╔══

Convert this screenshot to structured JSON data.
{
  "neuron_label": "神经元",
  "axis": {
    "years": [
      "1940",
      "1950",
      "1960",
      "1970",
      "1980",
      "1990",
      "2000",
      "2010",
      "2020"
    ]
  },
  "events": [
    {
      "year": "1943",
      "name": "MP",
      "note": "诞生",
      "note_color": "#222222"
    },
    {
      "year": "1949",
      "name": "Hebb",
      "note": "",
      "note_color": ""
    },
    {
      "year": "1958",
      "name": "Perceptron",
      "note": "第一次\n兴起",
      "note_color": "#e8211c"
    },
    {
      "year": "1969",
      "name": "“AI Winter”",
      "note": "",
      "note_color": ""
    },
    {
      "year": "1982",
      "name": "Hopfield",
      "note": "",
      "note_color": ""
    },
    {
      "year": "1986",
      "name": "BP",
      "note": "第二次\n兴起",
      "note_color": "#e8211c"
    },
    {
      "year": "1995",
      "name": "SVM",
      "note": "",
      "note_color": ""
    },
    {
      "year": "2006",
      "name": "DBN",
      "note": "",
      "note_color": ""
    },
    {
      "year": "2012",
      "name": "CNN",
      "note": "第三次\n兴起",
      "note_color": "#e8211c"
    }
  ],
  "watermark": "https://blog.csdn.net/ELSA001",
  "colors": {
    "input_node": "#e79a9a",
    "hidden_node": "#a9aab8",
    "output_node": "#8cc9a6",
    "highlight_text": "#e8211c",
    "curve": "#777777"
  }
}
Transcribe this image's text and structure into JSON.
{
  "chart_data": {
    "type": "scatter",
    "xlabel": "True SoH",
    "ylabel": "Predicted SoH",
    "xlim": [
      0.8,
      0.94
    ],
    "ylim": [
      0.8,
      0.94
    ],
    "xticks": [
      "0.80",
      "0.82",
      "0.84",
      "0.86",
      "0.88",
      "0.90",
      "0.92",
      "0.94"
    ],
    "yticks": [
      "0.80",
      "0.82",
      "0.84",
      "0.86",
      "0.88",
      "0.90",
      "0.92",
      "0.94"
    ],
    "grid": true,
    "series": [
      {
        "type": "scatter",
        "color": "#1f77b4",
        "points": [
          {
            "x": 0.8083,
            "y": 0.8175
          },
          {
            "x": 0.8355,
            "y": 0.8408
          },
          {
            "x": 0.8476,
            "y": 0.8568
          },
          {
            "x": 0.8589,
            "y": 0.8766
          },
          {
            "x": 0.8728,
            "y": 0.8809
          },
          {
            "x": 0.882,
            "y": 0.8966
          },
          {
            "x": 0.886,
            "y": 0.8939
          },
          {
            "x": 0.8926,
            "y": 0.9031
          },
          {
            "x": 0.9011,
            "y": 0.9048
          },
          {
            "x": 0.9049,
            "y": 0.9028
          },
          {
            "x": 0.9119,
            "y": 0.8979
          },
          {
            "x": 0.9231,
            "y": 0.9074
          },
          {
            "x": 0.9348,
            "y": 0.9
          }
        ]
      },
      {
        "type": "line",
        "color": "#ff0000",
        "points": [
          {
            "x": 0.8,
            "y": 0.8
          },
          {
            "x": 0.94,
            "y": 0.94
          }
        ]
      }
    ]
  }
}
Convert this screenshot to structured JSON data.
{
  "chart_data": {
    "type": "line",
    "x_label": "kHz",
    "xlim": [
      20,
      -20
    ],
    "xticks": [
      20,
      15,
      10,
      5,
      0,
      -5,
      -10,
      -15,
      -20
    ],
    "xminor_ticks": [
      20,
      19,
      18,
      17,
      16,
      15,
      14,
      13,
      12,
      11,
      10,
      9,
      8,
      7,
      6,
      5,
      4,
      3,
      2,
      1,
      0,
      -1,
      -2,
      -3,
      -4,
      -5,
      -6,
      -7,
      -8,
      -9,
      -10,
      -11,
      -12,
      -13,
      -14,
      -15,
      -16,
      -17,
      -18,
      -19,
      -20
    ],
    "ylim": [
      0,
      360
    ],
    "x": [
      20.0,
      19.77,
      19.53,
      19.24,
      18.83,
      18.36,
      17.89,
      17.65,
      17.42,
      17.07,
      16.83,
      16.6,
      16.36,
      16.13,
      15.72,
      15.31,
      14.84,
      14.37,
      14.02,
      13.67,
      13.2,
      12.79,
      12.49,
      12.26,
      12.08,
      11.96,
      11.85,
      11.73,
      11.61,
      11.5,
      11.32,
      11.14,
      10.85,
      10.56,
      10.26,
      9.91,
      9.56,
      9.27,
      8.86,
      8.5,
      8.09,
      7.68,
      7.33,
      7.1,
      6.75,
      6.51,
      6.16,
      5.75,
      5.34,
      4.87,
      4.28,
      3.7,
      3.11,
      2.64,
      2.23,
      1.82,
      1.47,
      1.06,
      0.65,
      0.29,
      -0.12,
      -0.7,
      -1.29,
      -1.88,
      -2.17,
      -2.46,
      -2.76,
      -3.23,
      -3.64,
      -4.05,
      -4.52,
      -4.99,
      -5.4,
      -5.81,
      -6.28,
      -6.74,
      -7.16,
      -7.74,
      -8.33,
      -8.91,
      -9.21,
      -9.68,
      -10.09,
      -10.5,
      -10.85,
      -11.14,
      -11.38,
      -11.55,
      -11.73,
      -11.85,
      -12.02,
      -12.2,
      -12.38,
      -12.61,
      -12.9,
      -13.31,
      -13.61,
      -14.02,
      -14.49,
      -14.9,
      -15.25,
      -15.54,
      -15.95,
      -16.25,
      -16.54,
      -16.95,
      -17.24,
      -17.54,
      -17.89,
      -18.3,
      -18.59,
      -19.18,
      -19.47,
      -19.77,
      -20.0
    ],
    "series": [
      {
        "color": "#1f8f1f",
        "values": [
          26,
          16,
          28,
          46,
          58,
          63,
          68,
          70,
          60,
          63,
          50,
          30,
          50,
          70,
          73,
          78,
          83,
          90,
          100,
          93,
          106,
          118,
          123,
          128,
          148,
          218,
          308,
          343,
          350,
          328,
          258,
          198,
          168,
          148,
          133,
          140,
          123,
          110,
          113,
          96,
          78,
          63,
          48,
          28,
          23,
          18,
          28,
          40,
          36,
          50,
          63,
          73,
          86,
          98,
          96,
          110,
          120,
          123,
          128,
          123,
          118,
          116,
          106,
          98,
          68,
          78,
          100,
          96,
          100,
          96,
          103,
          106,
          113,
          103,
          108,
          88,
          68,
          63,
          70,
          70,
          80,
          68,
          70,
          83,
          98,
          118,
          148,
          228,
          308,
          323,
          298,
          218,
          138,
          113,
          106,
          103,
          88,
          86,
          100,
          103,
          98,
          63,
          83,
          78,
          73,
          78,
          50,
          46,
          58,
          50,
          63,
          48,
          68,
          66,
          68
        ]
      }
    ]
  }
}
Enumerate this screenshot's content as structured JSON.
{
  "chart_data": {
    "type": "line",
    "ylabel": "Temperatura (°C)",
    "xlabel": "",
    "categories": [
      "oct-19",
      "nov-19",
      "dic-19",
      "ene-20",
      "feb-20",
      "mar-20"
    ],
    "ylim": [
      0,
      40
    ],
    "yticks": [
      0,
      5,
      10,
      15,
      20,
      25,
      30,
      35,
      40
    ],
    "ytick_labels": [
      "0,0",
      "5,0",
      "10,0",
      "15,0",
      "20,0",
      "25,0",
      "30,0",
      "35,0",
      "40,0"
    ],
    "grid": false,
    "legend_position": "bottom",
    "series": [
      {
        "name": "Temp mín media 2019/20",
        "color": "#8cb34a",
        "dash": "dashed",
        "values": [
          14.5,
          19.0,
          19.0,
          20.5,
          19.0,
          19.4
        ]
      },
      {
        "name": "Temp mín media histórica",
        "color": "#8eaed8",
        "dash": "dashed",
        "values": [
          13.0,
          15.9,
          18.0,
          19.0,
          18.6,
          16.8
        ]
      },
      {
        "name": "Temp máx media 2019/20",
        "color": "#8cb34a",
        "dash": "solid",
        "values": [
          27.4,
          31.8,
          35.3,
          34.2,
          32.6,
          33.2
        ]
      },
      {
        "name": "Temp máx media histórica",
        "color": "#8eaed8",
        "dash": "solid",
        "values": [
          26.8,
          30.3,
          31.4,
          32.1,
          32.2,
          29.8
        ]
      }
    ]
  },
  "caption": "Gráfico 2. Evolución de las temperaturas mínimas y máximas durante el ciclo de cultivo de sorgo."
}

╚══

## WHAT YOU HAVE TO DO
Identify lines with the string "JSON". Copy each one.

## FULL ANSWER
Convert this screenshot to structured JSON data.
Transcribe this image's text and structure into JSON.
Convert this screenshot to structured JSON data.
Enumerate this screenshot's content as structured JSON.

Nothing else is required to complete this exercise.